STATED EXERCISE — Find each line containing the string "lawn". Copy it.
"""
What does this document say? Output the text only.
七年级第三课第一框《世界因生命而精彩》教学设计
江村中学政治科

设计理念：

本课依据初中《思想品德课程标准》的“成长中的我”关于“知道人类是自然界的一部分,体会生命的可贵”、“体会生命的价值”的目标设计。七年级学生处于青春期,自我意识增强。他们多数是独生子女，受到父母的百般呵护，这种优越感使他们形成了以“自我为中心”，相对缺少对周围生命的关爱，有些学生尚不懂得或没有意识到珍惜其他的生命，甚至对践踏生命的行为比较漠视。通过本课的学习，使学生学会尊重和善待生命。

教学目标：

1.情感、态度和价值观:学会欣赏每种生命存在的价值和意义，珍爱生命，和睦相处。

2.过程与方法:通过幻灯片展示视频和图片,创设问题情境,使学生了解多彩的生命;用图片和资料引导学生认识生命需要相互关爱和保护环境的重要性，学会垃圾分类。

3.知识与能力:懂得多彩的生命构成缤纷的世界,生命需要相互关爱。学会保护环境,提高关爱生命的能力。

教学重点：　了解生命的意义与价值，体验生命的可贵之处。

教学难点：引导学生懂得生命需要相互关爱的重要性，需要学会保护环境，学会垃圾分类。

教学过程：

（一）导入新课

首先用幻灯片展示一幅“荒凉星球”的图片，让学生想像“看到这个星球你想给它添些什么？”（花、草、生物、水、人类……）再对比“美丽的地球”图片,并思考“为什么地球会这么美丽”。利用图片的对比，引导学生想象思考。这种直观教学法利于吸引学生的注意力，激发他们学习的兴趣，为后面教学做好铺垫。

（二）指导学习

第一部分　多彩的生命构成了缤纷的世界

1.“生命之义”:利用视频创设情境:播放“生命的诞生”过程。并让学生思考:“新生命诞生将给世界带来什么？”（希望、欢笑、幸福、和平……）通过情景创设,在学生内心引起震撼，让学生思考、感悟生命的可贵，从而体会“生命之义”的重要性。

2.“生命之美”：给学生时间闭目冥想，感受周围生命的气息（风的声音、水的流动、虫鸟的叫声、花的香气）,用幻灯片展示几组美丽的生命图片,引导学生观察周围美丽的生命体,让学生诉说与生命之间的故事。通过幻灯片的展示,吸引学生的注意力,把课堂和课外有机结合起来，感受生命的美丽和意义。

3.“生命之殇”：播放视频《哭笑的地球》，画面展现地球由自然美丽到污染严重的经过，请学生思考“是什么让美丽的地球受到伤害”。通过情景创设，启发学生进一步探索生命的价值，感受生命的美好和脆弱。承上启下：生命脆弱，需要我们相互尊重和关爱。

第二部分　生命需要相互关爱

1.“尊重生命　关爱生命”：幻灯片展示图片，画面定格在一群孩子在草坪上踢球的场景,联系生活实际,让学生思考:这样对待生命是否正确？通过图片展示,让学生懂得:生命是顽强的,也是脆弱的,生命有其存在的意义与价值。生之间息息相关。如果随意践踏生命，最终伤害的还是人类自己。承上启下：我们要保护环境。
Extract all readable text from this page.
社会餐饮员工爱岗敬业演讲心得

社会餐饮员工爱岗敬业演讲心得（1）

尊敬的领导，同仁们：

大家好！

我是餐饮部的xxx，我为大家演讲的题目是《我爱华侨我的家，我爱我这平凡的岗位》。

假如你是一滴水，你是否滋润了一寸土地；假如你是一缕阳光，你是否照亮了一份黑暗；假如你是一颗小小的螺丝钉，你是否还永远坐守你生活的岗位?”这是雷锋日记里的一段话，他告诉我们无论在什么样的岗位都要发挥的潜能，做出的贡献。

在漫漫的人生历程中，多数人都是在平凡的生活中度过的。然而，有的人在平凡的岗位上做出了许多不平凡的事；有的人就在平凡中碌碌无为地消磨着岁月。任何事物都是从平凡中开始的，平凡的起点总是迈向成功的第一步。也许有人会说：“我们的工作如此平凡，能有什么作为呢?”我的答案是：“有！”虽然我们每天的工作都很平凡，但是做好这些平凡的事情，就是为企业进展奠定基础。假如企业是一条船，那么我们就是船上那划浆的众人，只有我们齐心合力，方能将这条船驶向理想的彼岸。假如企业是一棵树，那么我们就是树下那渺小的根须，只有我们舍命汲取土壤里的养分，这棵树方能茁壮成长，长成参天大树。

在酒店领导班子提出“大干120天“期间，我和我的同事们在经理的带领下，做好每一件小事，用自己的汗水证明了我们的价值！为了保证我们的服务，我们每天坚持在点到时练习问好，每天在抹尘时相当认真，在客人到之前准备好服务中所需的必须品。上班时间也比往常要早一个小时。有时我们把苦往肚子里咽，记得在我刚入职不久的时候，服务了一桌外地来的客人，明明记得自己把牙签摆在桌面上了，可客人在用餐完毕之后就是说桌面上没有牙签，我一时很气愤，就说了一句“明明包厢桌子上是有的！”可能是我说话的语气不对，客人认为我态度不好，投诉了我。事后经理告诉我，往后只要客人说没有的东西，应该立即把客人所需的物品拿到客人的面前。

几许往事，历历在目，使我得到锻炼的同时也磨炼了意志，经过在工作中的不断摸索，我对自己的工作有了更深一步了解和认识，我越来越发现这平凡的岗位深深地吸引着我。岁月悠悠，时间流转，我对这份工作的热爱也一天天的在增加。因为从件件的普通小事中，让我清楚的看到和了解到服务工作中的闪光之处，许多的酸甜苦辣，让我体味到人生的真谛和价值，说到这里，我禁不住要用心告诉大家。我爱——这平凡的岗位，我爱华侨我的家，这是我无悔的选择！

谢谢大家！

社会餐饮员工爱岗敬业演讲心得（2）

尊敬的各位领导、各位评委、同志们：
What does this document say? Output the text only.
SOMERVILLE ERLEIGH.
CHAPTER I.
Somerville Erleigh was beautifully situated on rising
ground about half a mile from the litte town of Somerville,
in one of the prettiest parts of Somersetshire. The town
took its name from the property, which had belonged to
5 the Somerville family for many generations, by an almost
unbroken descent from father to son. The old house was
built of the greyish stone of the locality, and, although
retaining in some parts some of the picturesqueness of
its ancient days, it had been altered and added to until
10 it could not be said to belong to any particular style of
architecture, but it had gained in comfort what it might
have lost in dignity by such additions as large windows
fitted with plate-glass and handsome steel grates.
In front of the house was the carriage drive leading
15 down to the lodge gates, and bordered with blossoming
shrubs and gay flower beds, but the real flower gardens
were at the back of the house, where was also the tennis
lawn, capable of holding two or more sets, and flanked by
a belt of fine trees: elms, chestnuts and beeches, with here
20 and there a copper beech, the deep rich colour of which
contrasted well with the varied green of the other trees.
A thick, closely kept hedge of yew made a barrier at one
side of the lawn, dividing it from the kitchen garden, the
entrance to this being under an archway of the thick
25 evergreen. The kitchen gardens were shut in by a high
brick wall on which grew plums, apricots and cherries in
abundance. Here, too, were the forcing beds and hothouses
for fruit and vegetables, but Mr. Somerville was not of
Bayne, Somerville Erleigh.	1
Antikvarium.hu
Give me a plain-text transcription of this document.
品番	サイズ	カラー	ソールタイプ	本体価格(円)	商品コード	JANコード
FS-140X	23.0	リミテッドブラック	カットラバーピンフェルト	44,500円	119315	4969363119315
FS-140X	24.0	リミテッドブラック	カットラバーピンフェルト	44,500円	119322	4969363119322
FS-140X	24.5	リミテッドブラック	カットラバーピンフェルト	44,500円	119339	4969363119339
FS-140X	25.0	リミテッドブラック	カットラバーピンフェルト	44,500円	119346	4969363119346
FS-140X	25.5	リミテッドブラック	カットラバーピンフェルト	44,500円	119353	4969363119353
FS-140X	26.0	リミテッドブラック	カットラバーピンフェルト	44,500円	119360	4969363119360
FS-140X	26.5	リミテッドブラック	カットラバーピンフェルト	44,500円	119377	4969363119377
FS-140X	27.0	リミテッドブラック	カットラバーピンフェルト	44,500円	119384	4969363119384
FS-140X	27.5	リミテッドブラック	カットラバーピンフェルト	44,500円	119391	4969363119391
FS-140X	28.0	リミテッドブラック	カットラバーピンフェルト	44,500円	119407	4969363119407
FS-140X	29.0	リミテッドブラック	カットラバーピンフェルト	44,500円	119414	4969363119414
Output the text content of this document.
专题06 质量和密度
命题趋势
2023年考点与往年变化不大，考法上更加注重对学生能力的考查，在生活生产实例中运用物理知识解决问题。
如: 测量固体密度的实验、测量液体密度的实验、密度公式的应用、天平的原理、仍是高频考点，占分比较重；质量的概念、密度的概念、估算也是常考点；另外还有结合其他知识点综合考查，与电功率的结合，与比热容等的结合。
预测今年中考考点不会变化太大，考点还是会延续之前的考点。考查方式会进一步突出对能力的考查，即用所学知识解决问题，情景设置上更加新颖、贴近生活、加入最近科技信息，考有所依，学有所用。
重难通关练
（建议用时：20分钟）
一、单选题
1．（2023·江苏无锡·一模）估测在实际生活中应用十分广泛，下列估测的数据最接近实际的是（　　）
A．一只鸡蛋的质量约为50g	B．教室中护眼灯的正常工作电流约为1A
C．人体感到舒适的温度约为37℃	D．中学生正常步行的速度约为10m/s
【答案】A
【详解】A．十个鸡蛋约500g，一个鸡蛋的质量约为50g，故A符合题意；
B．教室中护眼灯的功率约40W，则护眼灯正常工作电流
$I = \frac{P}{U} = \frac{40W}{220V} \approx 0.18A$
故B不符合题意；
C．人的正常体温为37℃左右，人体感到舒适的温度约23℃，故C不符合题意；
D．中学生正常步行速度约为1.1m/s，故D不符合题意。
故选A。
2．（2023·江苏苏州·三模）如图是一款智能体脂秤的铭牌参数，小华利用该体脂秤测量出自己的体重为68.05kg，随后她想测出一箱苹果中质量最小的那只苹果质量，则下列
"""
OUTPUT OF THE EXERCISE —
lawn, capable of holding two or more sets, and flanked by
side of the lawn, dividing it from the kitchen garden, the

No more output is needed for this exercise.